[DIRECTIVE] Lay out the data below as a Markdown table with the columns "Row" and "Entry", starting from the line with "wind-barb [805, 353, 810, 356]" and ending with the line with "wind-barb [245, 233, 258, 243]", both included. Give each line its own numbered row and skip any blank lines.

[DATASET]
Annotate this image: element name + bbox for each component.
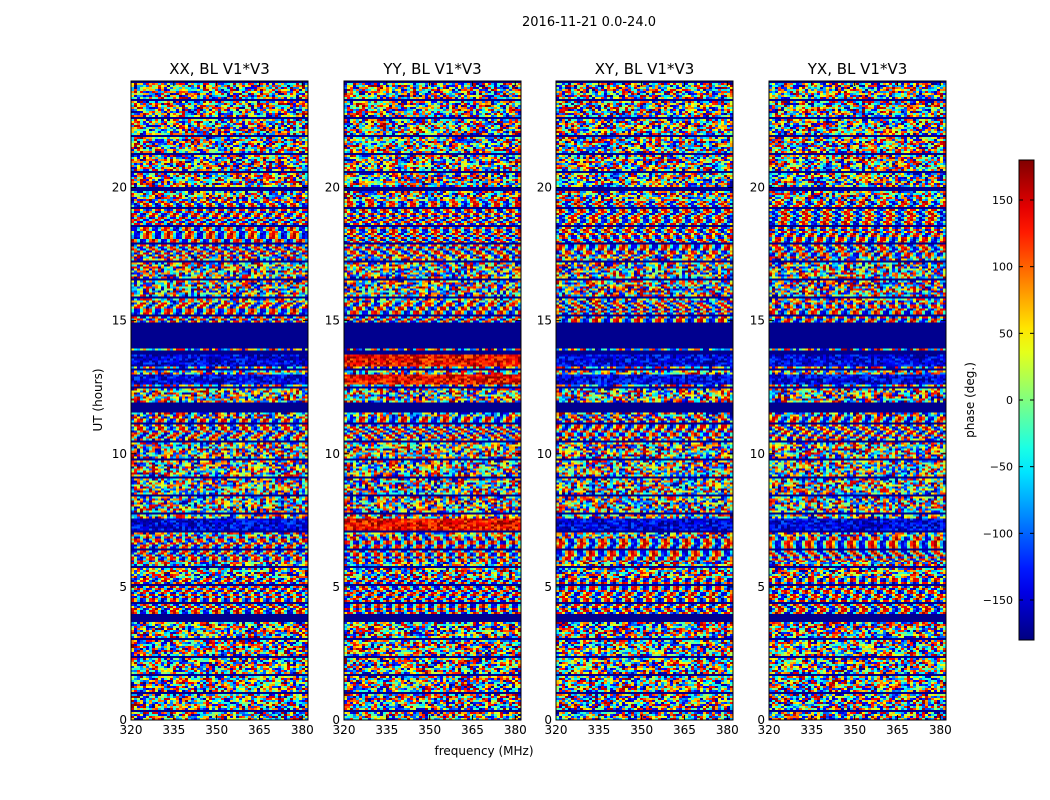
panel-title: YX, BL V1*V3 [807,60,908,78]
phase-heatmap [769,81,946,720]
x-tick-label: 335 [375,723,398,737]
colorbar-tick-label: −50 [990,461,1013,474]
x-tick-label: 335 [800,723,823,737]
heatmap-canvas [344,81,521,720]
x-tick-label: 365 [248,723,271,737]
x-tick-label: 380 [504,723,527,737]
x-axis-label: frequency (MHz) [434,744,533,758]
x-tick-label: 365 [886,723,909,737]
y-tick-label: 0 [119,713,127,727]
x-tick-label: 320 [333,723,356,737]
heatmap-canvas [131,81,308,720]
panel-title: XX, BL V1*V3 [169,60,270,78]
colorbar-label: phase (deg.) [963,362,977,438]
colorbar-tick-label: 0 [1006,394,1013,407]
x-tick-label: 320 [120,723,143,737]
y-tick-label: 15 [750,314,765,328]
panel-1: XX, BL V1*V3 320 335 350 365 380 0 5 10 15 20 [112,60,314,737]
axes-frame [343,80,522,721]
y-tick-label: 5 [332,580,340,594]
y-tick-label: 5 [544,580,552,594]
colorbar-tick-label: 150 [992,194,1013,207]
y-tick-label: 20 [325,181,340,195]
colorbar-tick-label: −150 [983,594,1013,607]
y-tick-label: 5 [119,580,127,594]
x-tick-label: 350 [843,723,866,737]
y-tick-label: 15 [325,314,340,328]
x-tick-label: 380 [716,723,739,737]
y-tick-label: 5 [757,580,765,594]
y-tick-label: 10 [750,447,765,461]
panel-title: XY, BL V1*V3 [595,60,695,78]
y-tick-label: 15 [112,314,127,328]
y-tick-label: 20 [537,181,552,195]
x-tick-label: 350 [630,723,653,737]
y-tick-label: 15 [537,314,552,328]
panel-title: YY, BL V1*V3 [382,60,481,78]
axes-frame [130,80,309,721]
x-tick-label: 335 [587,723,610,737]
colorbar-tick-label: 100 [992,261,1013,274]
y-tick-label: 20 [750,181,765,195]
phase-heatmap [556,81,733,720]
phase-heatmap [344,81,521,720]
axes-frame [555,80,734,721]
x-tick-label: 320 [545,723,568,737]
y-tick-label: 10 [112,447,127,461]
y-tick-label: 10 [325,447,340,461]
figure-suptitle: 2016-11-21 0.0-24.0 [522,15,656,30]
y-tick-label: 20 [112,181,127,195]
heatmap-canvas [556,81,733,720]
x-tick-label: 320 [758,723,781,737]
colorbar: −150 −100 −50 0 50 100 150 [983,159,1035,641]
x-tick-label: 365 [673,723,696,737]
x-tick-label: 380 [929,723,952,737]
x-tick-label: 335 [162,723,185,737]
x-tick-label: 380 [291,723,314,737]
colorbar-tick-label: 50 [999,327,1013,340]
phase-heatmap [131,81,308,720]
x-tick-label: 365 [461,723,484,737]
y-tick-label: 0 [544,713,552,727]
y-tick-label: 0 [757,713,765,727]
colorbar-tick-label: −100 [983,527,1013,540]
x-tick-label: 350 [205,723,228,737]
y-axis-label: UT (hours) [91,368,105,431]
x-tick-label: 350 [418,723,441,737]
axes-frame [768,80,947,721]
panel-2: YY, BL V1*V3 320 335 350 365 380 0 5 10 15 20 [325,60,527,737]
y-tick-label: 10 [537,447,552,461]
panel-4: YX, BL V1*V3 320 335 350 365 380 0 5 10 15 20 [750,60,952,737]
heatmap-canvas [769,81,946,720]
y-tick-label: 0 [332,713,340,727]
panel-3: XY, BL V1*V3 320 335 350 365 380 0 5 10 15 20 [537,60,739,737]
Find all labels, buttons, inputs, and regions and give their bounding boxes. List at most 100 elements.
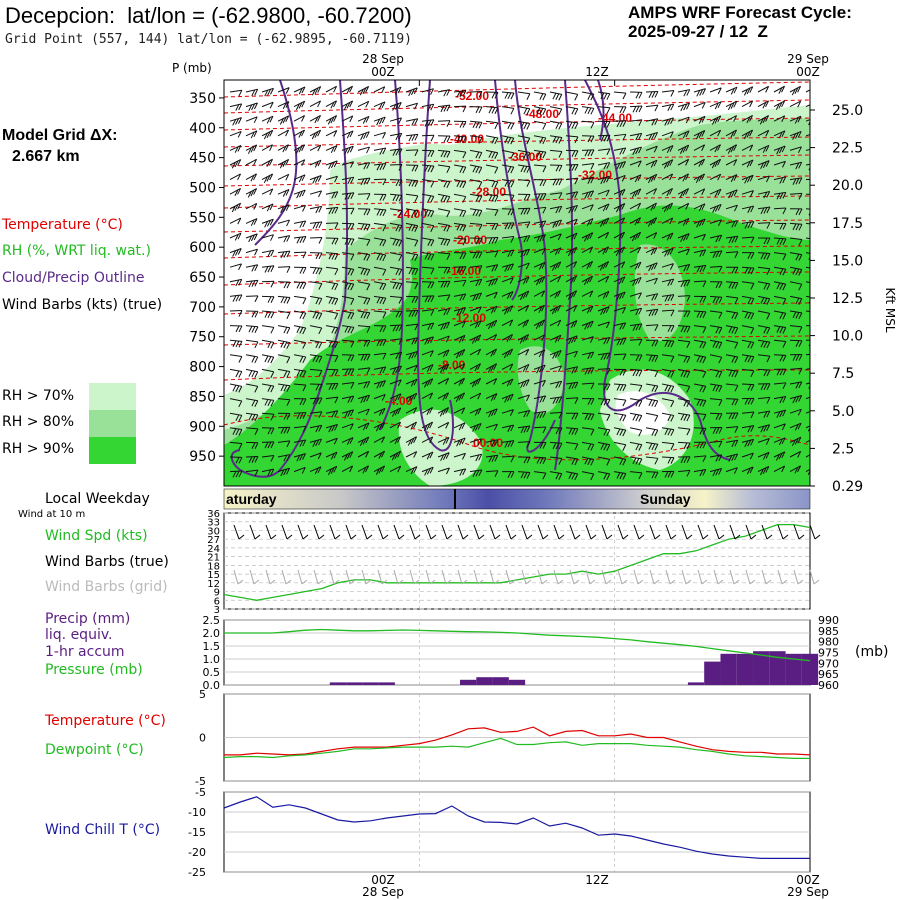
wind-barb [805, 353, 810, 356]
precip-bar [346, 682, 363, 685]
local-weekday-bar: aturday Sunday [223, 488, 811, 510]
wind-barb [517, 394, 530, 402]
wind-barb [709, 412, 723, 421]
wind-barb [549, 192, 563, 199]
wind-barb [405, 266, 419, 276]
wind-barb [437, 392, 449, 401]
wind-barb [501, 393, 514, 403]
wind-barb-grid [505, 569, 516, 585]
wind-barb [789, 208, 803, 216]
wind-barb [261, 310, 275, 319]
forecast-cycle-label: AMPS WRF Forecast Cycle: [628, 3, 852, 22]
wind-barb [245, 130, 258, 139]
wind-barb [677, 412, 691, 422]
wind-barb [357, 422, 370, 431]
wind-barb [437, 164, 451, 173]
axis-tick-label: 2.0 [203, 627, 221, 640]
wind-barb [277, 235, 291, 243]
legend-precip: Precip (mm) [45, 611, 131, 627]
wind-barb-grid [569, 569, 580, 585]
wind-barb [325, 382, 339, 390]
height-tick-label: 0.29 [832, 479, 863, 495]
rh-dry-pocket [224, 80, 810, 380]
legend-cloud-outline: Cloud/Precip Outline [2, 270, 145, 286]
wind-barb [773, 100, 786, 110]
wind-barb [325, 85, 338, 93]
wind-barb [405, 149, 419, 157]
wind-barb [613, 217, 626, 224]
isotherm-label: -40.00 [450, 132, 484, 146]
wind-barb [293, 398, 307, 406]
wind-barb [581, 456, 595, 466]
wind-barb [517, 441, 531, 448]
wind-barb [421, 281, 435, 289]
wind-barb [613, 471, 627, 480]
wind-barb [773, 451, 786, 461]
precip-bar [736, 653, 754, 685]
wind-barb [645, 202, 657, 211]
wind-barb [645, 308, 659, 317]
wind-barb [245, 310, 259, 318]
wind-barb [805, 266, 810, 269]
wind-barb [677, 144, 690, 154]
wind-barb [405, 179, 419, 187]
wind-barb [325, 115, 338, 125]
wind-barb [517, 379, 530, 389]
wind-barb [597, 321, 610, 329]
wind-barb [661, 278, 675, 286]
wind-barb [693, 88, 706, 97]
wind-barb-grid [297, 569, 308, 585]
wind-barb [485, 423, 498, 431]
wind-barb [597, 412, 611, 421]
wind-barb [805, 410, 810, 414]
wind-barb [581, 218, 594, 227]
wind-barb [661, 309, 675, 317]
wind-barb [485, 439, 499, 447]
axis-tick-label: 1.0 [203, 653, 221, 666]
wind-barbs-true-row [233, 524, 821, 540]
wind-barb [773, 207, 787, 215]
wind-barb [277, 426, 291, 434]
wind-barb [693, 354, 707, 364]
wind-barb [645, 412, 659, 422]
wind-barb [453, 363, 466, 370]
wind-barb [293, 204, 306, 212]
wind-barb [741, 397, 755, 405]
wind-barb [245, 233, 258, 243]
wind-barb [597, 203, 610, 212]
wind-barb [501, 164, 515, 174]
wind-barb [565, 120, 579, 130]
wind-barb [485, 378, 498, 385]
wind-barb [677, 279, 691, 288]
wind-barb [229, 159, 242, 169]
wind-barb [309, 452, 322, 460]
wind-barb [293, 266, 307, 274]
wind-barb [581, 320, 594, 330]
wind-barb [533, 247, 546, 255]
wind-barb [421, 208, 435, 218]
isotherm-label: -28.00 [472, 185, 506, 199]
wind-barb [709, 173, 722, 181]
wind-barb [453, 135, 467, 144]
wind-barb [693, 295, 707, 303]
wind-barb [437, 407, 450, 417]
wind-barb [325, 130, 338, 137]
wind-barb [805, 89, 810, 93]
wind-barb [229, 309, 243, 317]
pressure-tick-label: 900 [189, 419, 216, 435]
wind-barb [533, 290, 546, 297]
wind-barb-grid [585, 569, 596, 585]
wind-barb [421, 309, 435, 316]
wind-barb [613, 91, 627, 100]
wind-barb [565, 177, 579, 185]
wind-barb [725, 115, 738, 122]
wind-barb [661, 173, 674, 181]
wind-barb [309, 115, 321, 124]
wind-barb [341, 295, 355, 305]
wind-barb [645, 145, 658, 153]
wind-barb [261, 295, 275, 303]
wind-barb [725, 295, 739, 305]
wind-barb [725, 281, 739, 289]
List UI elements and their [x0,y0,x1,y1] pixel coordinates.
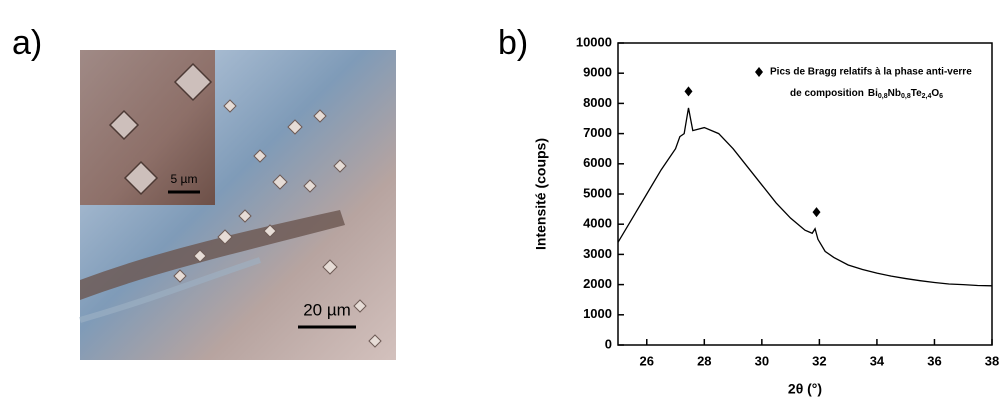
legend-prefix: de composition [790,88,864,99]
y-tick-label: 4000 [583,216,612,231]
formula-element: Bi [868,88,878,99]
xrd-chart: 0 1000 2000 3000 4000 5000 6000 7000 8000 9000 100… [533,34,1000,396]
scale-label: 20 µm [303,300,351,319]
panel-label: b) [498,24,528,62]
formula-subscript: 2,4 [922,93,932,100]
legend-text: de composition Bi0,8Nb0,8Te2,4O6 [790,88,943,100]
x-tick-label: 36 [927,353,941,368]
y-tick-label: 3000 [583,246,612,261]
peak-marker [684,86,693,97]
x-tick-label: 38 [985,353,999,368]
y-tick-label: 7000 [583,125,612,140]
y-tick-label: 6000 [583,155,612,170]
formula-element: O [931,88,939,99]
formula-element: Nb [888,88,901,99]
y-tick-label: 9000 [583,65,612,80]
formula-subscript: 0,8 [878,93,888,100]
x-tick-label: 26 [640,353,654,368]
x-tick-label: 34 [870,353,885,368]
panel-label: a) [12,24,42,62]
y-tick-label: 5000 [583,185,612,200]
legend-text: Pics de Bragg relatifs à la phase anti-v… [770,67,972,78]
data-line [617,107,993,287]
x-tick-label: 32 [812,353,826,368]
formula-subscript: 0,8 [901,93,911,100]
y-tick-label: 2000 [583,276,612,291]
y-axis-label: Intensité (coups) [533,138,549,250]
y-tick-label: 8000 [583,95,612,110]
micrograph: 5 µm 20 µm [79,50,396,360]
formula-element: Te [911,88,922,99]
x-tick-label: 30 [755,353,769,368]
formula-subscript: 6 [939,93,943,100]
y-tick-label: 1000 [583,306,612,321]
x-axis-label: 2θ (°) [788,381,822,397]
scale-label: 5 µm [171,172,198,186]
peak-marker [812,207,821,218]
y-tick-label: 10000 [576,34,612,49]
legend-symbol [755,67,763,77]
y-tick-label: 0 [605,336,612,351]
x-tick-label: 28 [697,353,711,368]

[THE SOLUTION]
| Row | Entry |
|---|---|
| 1 | wind-barb [805, 353, 810, 356] |
| 2 | precip-bar [346, 682, 363, 685] |
| 3 | local-weekday-bar: aturday Sunday [223, 488, 811, 510] |
| 4 | wind-barb [517, 394, 530, 402] |
| 5 | wind-barb [709, 412, 723, 421] |
| 6 | wind-barb [549, 192, 563, 199] |
| 7 | wind-barb [405, 266, 419, 276] |
| 8 | wind-barb [437, 392, 449, 401] |
| 9 | wind-barb [501, 393, 514, 403] |
| 10 | wind-barb-grid [505, 569, 516, 585] |
| 11 | wind-barb [789, 208, 803, 216] |
| 12 | wind-barb [261, 310, 275, 319] |
| 13 | forecast-cycle-label: AMPS WRF Forecast Cycle: [628, 3, 852, 22] |
| 14 | wind-barb [245, 130, 258, 139] |
| 15 | wind-barb [677, 412, 691, 422] |
| 16 | wind-barb [357, 422, 370, 431] |
| 17 | wind-barb [437, 164, 451, 173] |
| 18 | axis-tick-label: 2.0 [203, 627, 221, 640] |
| 19 | wind-barb [277, 235, 291, 243] |
| 20 | legend-precip: Precip (mm) [45, 611, 131, 627] |
| 21 | wind-barb-grid [569, 569, 580, 585] |
| 22 | wind-barb [325, 382, 339, 390] |
| 23 | height-tick-label: 0.29 [832, 479, 863, 495] |
| 24 | rh-dry-pocket [224, 80, 810, 380] |
| 25 | legend-cloud-outline: Cloud/Precip Outline [2, 270, 145, 286] |
| 26 | wind-barb [773, 100, 786, 110] |
| 27 | wind-barb [325, 85, 338, 93] |
| 28 | wind-barb [405, 149, 419, 157] |
| 29 | wind-barb [613, 217, 626, 224] |
| 30 | isotherm-label: -40.00 [450, 132, 484, 146] |
| 31 | wind-barb [293, 398, 307, 406] |
| 32 | wind-barb [581, 456, 595, 466] |
| 33 | wind-barb [517, 441, 531, 448] |
| 34 | wind-barb [421, 281, 435, 289] |
| 35 | wind-barb [613, 471, 627, 480] |
| 36 | wind-barb [773, 451, 786, 461] |
| 37 | precip-bar [736, 653, 754, 685] |
| 38 | wind-barb [645, 202, 657, 211] |
| 39 | wind-barb [645, 308, 659, 317] |
| 40 | wind-barb [245, 310, 259, 318] |
| 41 | wind-barb [805, 266, 810, 269] |
| 42 | wind-barb [677, 144, 690, 154] |
| 43 | wind-barb [405, 179, 419, 187] |
| 44 | wind-barb [325, 115, 338, 125] |
| 45 | wind-barb [517, 379, 530, 389] |
| 46 | wind-barb [597, 321, 610, 329] |
| 47 | wind-barb [661, 278, 675, 286] |
| 48 | wind-barb [693, 88, 706, 97] |
| 49 | wind-barb-grid [297, 569, 308, 585] |
| 50 | wind-barb [485, 423, 498, 431] |
| 51 | wind-barb [597, 412, 611, 421] |
| 52 | wind-barb [805, 410, 810, 414] |
| 53 | wind-barb [581, 218, 594, 227] |
| 54 | wind-barb [661, 309, 675, 317] |
| 55 | wind-barb [485, 439, 499, 447] |
| 56 | axis-tick-label: 1.0 [203, 653, 221, 666] |
| 57 | wind-barbs-true-row [233, 524, 821, 540] |
| 58 | wind-barb [773, 207, 787, 215] |
| 59 | wind-barb [277, 426, 291, 434] |
| 60 | wind-barb [693, 354, 707, 364] |
| 61 | wind-barb [645, 412, 659, 422] |
| 62 | wind-barb [453, 363, 466, 370] |
| 63 | wind-barb [293, 204, 306, 212] |
| 64 | wind-barb [741, 397, 755, 405] |
| 65 | wind-barb [245, 233, 258, 243] |